### WORK TO DO
All of the data below should be written out exactly.

### SUPPLIED MATERIAL

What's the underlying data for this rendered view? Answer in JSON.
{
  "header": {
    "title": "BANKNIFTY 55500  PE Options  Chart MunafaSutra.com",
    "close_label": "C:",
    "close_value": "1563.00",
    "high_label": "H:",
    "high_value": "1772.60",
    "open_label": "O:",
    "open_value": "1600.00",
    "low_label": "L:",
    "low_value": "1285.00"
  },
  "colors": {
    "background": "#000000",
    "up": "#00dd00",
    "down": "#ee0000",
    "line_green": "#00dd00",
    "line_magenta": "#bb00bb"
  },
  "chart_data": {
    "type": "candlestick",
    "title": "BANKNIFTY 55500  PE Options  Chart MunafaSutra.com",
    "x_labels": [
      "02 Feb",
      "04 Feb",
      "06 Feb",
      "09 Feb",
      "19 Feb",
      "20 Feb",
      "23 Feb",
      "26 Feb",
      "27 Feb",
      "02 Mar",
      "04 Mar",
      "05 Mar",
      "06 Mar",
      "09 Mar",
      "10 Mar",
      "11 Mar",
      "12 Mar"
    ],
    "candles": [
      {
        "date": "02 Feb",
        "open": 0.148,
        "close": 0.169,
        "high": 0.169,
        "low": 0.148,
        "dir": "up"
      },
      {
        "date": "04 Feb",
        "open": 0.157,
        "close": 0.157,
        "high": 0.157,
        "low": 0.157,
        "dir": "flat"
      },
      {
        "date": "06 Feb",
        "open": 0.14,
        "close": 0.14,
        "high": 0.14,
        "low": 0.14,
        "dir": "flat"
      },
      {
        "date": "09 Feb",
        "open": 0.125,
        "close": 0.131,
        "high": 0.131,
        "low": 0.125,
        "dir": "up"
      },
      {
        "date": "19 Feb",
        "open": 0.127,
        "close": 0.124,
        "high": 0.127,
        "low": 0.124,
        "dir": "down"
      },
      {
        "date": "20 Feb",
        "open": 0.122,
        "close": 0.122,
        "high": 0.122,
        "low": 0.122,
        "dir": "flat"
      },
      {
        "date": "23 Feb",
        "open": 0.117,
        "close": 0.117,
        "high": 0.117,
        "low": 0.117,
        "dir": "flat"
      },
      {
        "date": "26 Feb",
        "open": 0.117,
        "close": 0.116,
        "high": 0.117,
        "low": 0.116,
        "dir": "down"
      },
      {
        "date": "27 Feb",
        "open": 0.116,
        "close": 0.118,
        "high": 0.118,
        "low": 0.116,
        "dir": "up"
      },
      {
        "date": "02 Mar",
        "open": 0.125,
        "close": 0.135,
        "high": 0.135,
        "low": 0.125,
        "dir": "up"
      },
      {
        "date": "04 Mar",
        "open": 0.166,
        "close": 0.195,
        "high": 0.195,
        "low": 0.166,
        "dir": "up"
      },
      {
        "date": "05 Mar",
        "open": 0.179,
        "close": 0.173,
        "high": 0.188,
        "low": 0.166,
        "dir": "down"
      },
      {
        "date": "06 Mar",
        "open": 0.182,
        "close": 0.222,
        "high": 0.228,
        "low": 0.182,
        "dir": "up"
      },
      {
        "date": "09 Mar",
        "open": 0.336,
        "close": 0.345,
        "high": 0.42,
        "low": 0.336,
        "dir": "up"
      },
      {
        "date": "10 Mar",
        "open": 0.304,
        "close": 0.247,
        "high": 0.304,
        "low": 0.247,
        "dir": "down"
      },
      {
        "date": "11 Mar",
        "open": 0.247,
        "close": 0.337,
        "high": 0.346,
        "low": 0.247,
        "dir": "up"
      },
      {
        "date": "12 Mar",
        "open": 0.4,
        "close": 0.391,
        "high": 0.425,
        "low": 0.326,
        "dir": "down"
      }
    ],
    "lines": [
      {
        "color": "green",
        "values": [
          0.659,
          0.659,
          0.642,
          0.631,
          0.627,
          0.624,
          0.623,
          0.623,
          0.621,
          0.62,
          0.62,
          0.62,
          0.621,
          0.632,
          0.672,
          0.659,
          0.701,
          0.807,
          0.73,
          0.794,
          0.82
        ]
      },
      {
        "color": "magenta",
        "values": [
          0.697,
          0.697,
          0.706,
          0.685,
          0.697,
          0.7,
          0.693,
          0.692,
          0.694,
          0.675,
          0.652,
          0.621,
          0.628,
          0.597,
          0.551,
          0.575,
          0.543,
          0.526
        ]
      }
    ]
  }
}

### CORRECT RESPONSE
What's the underlying data for this rendered view? Answer in JSON.
{
  "header": {
    "title": "BANKNIFTY 55500  PE Options  Chart MunafaSutra.com",
    "close_label": "C:",
    "close_value": "1563.00",
    "high_label": "H:",
    "high_value": "1772.60",
    "open_label": "O:",
    "open_value": "1600.00",
    "low_label": "L:",
    "low_value": "1285.00"
  },
  "colors": {
    "background": "#000000",
    "up": "#00dd00",
    "down": "#ee0000",
    "line_green": "#00dd00",
    "line_magenta": "#bb00bb"
  },
  "chart_data": {
    "type": "candlestick",
    "title": "BANKNIFTY 55500  PE Options  Chart MunafaSutra.com",
    "x_labels": [
      "02 Feb",
      "04 Feb",
      "06 Feb",
      "09 Feb",
      "19 Feb",
      "20 Feb",
      "23 Feb",
      "26 Feb",
      "27 Feb",
      "02 Mar",
      "04 Mar",
      "05 Mar",
      "06 Mar",
      "09 Mar",
      "10 Mar",
      "11 Mar",
      "12 Mar"
    ],
    "candles": [
      {
        "date": "02 Feb",
        "open": 0.148,
        "close": 0.169,
        "high": 0.169,
        "low": 0.148,
        "dir": "up"
      },
      {
        "date": "04 Feb",
        "open": 0.157,
        "close": 0.157,
        "high": 0.157,
        "low": 0.157,
        "dir": "flat"
      },
      {
        "date": "06 Feb",
        "open": 0.14,
        "close": 0.14,
        "high": 0.14,
        "low": 0.14,
        "dir": "flat"
      },
      {
        "date": "09 Feb",
        "open": 0.125,
        "close": 0.131,
        "high": 0.131,
        "low": 0.125,
        "dir": "up"
      },
      {
        "date": "19 Feb",
        "open": 0.127,
        "close": 0.124,
        "high": 0.127,
        "low": 0.124,
        "dir": "down"
      },
      {
        "date": "20 Feb",
        "open": 0.122,
        "close": 0.122,
        "high": 0.122,
        "low": 0.122,
        "dir": "flat"
      },
      {
        "date": "23 Feb",
        "open": 0.117,
        "close": 0.117,
        "high": 0.117,
        "low": 0.117,
        "dir": "flat"
      },
      {
        "date": "26 Feb",
        "open": 0.117,
        "close": 0.116,
        "high": 0.117,
        "low": 0.116,
        "dir": "down"
      },
      {
        "date": "27 Feb",
        "open": 0.116,
        "close": 0.118,
        "high": 0.118,
        "low": 0.116,
        "dir": "up"
      },
      {
        "date": "02 Mar",
        "open": 0.125,
        "close": 0.135,
        "high": 0.135,
        "low": 0.125,
        "dir": "up"
      },
      {
        "date": "04 Mar",
        "open": 0.166,
        "close": 0.195,
        "high": 0.195,
        "low": 0.166,
        "dir": "up"
      },
      {
        "date": "05 Mar",
        "open": 0.179,
        "close": 0.173,
        "high": 0.188,
        "low": 0.166,
        "dir": "down"
      },
      {
        "date": "06 Mar",
        "open": 0.182,
        "close": 0.222,
        "high": 0.228,
        "low": 0.182,
        "dir": "up"
      },
      {
        "date": "09 Mar",
        "open": 0.336,
        "close": 0.345,
        "high": 0.42,
        "low": 0.336,
        "dir": "up"
      },
      {
        "date": "10 Mar",
        "open": 0.304,
        "close": 0.247,
        "high": 0.304,
        "low": 0.247,
        "dir": "down"
      },
      {
        "date": "11 Mar",
        "open": 0.247,
        "close": 0.337,
        "high": 0.346,
        "low": 0.247,
        "dir": "up"
      },
      {
        "date": "12 Mar",
        "open": 0.4,
        "close": 0.391,
        "high": 0.425,
        "low": 0.326,
        "dir": "down"
      }
    ],
    "lines": [
      {
        "color": "green",
        "values": [
          0.659,
          0.659,
          0.642,
          0.631,
          0.627,
          0.624,
          0.623,
          0.623,
          0.621,
          0.62,
          0.62,
          0.62,
          0.621,
          0.632,
          0.672,
          0.659,
          0.701,
          0.807,
          0.73,
          0.794,
          0.82
        ]
      },
      {
        "color": "magenta",
        "values": [
          0.697,
          0.697,
          0.706,
          0.685,
          0.697,
          0.7,
          0.693,
          0.692,
          0.694,
          0.675,
          0.652,
          0.621,
          0.628,
          0.597,
          0.551,
          0.575,
          0.543,
          0.526
        ]
      }
    ]
  }
}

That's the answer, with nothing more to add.